- _Given task_:
Select the lines that contain "There" and copy each of them.

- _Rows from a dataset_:
------------
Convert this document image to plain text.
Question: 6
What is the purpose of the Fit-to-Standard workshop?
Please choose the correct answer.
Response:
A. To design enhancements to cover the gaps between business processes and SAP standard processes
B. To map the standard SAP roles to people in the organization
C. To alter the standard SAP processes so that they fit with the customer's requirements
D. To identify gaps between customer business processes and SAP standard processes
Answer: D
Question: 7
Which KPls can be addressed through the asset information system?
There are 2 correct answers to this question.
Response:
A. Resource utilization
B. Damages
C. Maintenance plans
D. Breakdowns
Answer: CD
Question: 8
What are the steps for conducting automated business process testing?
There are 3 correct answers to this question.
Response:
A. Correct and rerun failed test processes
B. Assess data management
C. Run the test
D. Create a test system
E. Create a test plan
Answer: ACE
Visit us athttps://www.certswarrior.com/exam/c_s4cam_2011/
------------
- _In response_:
There are 2 correct answers to this question.
There are 3 correct answers to this question.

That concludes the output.